Rewrite the entries from the beginning through the line containing "search-button[interactable] [2327, 40, 2363, 76]", changing "divider" to "separator" and keeping everything else the same.

◆ ◆ ◆ ◆ ◆ ◆ ◆

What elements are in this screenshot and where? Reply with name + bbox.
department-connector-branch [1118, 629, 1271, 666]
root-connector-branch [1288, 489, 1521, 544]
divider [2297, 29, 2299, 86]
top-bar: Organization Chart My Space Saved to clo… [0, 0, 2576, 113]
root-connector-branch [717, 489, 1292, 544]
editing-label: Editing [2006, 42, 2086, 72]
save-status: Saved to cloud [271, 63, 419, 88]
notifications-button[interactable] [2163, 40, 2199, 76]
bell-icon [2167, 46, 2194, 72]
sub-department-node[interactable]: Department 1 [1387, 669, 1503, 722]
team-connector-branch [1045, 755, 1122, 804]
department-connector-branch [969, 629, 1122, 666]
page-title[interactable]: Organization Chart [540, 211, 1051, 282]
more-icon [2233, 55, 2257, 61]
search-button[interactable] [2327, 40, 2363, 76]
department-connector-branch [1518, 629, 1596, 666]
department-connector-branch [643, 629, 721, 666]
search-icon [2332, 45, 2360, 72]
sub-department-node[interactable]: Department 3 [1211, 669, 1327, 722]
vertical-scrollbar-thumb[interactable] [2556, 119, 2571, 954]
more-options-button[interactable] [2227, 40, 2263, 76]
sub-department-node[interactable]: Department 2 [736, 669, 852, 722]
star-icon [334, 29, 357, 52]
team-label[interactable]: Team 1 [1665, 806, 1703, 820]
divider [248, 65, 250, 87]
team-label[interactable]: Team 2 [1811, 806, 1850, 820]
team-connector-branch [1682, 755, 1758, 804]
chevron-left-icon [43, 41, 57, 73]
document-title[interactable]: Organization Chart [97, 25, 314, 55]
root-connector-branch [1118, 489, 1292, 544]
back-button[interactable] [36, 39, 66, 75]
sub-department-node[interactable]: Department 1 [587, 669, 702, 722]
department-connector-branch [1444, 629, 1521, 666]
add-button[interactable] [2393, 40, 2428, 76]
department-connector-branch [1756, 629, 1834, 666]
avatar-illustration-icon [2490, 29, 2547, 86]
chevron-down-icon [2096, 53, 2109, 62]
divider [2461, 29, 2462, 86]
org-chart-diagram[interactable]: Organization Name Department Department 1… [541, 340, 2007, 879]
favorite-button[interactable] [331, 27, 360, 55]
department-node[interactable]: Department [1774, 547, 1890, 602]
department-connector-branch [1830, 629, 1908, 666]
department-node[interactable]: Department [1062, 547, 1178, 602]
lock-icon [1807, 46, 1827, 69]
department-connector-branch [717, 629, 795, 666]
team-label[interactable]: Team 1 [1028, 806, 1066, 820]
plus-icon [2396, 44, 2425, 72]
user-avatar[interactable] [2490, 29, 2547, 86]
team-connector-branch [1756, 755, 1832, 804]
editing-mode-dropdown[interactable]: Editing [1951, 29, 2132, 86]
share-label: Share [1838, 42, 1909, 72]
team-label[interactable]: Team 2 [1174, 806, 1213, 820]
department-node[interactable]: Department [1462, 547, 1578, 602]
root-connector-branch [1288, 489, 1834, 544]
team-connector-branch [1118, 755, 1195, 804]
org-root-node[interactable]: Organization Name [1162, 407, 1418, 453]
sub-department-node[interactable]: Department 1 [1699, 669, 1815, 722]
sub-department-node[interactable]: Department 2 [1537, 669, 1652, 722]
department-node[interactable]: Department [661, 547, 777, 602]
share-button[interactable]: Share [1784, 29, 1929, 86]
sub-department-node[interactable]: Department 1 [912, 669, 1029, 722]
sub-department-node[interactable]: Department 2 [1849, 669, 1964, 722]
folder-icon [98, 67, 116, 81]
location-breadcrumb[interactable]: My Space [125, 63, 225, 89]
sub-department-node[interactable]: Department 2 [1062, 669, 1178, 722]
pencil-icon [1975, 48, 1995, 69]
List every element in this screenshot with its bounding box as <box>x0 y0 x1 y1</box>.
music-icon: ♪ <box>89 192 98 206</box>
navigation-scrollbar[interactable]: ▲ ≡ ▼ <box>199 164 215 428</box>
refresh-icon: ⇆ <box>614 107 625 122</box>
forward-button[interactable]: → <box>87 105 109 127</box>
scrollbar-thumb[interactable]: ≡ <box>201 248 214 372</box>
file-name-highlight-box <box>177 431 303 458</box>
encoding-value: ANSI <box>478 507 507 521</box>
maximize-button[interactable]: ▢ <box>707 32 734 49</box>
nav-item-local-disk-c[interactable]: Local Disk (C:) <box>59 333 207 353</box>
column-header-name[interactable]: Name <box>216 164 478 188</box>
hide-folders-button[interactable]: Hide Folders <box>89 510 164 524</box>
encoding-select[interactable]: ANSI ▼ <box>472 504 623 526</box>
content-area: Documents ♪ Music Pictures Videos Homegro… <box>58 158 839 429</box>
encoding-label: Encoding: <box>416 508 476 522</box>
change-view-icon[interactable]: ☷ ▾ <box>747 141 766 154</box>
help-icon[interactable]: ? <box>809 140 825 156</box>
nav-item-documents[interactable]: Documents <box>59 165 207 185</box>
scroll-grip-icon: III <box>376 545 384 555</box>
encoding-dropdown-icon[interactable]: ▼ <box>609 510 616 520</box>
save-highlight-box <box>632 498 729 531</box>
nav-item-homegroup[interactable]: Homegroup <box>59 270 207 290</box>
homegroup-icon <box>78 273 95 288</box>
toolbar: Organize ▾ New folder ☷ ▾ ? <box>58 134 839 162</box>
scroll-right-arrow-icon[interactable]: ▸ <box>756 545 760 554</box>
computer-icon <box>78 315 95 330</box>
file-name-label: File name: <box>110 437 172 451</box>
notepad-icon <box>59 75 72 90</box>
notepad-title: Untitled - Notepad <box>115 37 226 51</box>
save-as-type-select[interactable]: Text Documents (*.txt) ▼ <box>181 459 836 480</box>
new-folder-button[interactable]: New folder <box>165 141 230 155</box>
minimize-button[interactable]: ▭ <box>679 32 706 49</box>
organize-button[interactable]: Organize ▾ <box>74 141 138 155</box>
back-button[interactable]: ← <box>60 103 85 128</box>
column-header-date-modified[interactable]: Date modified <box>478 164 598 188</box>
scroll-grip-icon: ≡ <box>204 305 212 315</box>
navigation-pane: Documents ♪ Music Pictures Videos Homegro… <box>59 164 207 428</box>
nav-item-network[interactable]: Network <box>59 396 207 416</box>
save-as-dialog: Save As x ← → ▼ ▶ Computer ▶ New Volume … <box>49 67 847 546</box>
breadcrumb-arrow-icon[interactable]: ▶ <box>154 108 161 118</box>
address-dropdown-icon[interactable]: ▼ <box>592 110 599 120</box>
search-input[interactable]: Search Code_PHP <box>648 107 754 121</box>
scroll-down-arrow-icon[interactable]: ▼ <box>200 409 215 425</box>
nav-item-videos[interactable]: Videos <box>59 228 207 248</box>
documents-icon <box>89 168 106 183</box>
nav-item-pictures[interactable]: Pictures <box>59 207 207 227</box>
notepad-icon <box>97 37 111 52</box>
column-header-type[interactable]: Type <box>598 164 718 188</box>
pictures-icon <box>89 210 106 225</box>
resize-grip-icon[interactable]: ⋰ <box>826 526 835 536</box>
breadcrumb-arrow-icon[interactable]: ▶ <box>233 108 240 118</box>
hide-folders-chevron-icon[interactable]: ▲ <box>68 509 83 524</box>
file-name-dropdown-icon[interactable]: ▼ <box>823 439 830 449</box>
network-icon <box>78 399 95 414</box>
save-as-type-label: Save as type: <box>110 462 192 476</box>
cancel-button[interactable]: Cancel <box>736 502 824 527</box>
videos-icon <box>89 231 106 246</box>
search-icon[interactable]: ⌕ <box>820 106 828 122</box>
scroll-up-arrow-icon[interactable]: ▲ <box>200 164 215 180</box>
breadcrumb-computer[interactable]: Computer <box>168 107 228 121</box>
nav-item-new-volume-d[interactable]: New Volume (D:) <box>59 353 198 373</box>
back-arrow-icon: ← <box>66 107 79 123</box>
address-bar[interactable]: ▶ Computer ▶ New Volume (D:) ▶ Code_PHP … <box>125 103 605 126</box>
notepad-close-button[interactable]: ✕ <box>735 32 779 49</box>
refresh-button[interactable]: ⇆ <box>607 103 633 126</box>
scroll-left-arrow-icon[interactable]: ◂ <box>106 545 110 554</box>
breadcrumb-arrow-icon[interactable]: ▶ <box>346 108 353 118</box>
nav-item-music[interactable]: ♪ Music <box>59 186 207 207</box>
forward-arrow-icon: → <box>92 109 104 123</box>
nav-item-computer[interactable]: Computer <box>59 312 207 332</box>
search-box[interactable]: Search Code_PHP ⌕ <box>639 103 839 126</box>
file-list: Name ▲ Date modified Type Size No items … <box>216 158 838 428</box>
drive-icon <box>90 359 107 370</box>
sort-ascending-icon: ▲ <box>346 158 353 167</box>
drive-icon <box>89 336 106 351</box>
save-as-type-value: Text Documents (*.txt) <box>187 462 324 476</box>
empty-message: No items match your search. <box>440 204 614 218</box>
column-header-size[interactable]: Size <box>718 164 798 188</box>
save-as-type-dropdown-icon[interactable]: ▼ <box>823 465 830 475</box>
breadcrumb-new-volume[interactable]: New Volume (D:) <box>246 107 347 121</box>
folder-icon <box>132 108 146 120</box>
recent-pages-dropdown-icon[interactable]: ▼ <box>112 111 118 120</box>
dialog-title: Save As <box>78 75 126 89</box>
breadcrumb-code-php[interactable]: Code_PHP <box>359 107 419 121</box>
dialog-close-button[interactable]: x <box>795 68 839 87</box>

◆ ◆ ◆ ◆ ◆ ◆ ◆

Response to the task —
What elements are in this screenshot and where? Reply with name + bbox.
department-connector-branch [1118, 629, 1271, 666]
root-connector-branch [1288, 489, 1521, 544]
separator [2297, 29, 2299, 86]
top-bar: Organization Chart My Space Saved to clo… [0, 0, 2576, 113]
root-connector-branch [717, 489, 1292, 544]
editing-label: Editing [2006, 42, 2086, 72]
save-status: Saved to cloud [271, 63, 419, 88]
notifications-button[interactable] [2163, 40, 2199, 76]
bell-icon [2167, 46, 2194, 72]
sub-department-node[interactable]: Department 1 [1387, 669, 1503, 722]
team-connector-branch [1045, 755, 1122, 804]
department-connector-branch [969, 629, 1122, 666]
page-title[interactable]: Organization Chart [540, 211, 1051, 282]
more-icon [2233, 55, 2257, 61]
search-button[interactable] [2327, 40, 2363, 76]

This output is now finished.